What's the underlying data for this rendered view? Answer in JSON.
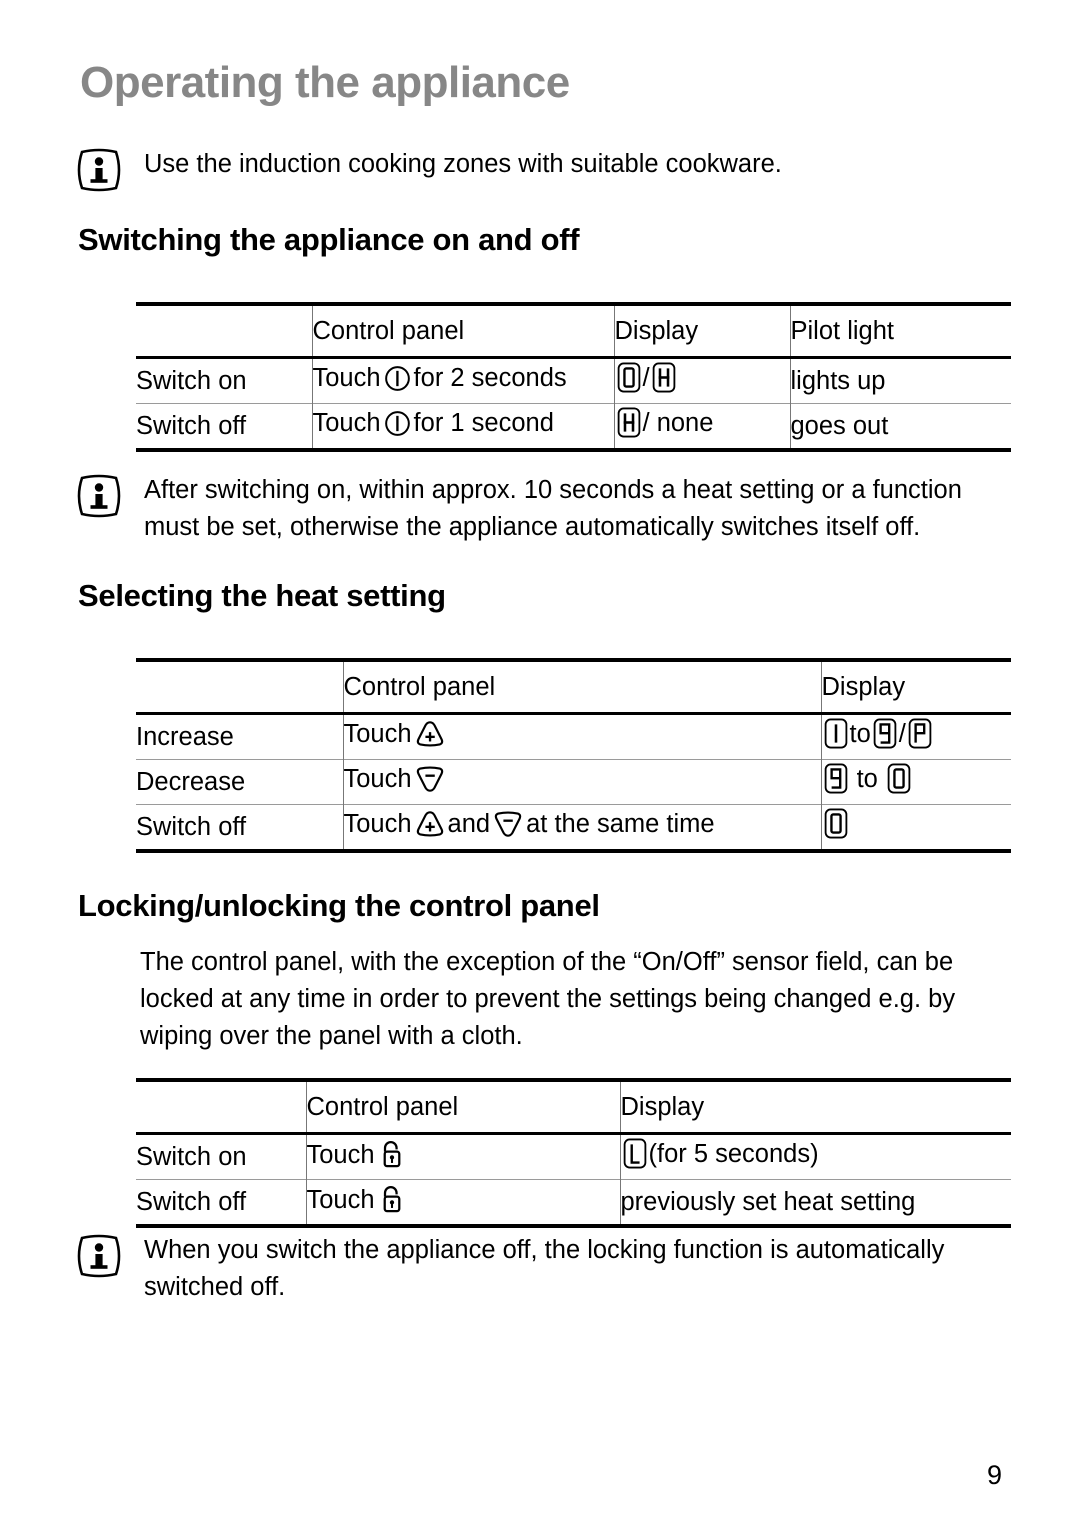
{
  "document": {
    "page_title": "Operating the appliance",
    "page_number": "9"
  },
  "intro_note": {
    "icon": "info-icon",
    "text": "Use the induction cooking zones with suitable cookware."
  },
  "sections": [
    {
      "heading": "Switching the appliance on and off",
      "table": {
        "columns": [
          "",
          "Control panel",
          "Display",
          "Pilot light"
        ],
        "rows": [
          {
            "action": "Switch on",
            "control_prefix": "Touch",
            "control_symbol": "power-onoff-icon",
            "control_suffix": "for 2 seconds",
            "display_segments": [
              "0",
              "/",
              "H"
            ],
            "pilot_light": "lights up"
          },
          {
            "action": "Switch off",
            "control_prefix": "Touch",
            "control_symbol": "power-onoff-icon",
            "control_suffix": "for 1 second",
            "display_segments": [
              "H",
              "/",
              "none"
            ],
            "pilot_light": "goes out"
          }
        ]
      }
    },
    {
      "heading": "Selecting the heat setting",
      "table": {
        "columns": [
          "",
          "Control panel",
          "Display"
        ],
        "rows": [
          {
            "action": "Increase",
            "control_prefix": "Touch",
            "control_symbol": "plus-triangle-icon",
            "control_suffix": "",
            "display_segments": [
              "1",
              "to",
              "9",
              "/",
              "P"
            ]
          },
          {
            "action": "Decrease",
            "control_prefix": "Touch",
            "control_symbol": "minus-triangle-icon",
            "control_suffix": "",
            "display_segments": [
              "9",
              "to",
              "0"
            ]
          },
          {
            "action": "Switch off",
            "control_prefix": "Touch",
            "control_symbol": "plus-triangle-icon",
            "control_mid": "and",
            "control_symbol2": "minus-triangle-icon",
            "control_suffix": "at the same time",
            "display_segments": [
              "0"
            ]
          }
        ]
      }
    },
    {
      "heading": "Locking/unlocking the control panel",
      "body_text": "The control panel, with the exception of the “On/Off” sensor field, can be locked at any time in order to prevent the settings being changed e.g. by wiping over the panel with a cloth.",
      "table": {
        "columns": [
          "",
          "Control panel",
          "Display"
        ],
        "rows": [
          {
            "action": "Switch on",
            "control_prefix": "Touch",
            "control_symbol": "padlock-icon",
            "display_segment": "L",
            "display_text": "(for 5 seconds)"
          },
          {
            "action": "Switch off",
            "control_prefix": "Touch",
            "control_symbol": "padlock-icon",
            "display_segment": "",
            "display_text": "previously set heat setting"
          }
        ]
      }
    }
  ],
  "notes": [
    {
      "icon": "info-icon",
      "line1": "After switching on, within approx. 10 seconds a heat setting or a function",
      "line2": "must be set, otherwise the appliance automatically switches itself off."
    },
    {
      "icon": "info-icon",
      "line1": "When you switch the appliance off, the locking function is automatically",
      "line2": "switched off."
    }
  ],
  "colors": {
    "title_gray": "#878787",
    "text_black": "#000000",
    "rule_gray": "#9a9a9a"
  }
}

**TASK PROMPT**
Go through the listing above and write it out again exactly, dropping the pictures.

**ANSWER IN FULL**
What's the underlying data for this rendered view? Answer in JSON.
{
  "document": {
    "page_title": "Operating the appliance",
    "page_number": "9"
  },
  "intro_note": {
    "icon": "info-icon",
    "text": "Use the induction cooking zones with suitable cookware."
  },
  "sections": [
    {
      "heading": "Switching the appliance on and off",
      "table": {
        "columns": [
          "",
          "Control panel",
          "Display",
          "Pilot light"
        ],
        "rows": [
          {
            "action": "Switch on",
            "control_prefix": "Touch",
            "control_symbol": "power-onoff-icon",
            "control_suffix": "for 2 seconds",
            "display_segments": [
              "0",
              "/",
              "H"
            ],
            "pilot_light": "lights up"
          },
          {
            "action": "Switch off",
            "control_prefix": "Touch",
            "control_symbol": "power-onoff-icon",
            "control_suffix": "for 1 second",
            "display_segments": [
              "H",
              "/",
              "none"
            ],
            "pilot_light": "goes out"
          }
        ]
      }
    },
    {
      "heading": "Selecting the heat setting",
      "table": {
        "columns": [
          "",
          "Control panel",
          "Display"
        ],
        "rows": [
          {
            "action": "Increase",
            "control_prefix": "Touch",
            "control_symbol": "plus-triangle-icon",
            "control_suffix": "",
            "display_segments": [
              "1",
              "to",
              "9",
              "/",
              "P"
            ]
          },
          {
            "action": "Decrease",
            "control_prefix": "Touch",
            "control_symbol": "minus-triangle-icon",
            "control_suffix": "",
            "display_segments": [
              "9",
              "to",
              "0"
            ]
          },
          {
            "action": "Switch off",
            "control_prefix": "Touch",
            "control_symbol": "plus-triangle-icon",
            "control_mid": "and",
            "control_symbol2": "minus-triangle-icon",
            "control_suffix": "at the same time",
            "display_segments": [
              "0"
            ]
          }
        ]
      }
    },
    {
      "heading": "Locking/unlocking the control panel",
      "body_text": "The control panel, with the exception of the “On/Off” sensor field, can be locked at any time in order to prevent the settings being changed e.g. by wiping over the panel with a cloth.",
      "table": {
        "columns": [
          "",
          "Control panel",
          "Display"
        ],
        "rows": [
          {
            "action": "Switch on",
            "control_prefix": "Touch",
            "control_symbol": "padlock-icon",
            "display_segment": "L",
            "display_text": "(for 5 seconds)"
          },
          {
            "action": "Switch off",
            "control_prefix": "Touch",
            "control_symbol": "padlock-icon",
            "display_segment": "",
            "display_text": "previously set heat setting"
          }
        ]
      }
    }
  ],
  "notes": [
    {
      "icon": "info-icon",
      "line1": "After switching on, within approx. 10 seconds a heat setting or a function",
      "line2": "must be set, otherwise the appliance automatically switches itself off."
    },
    {
      "icon": "info-icon",
      "line1": "When you switch the appliance off, the locking function is automatically",
      "line2": "switched off."
    }
  ],
  "colors": {
    "title_gray": "#878787",
    "text_black": "#000000",
    "rule_gray": "#9a9a9a"
  }
}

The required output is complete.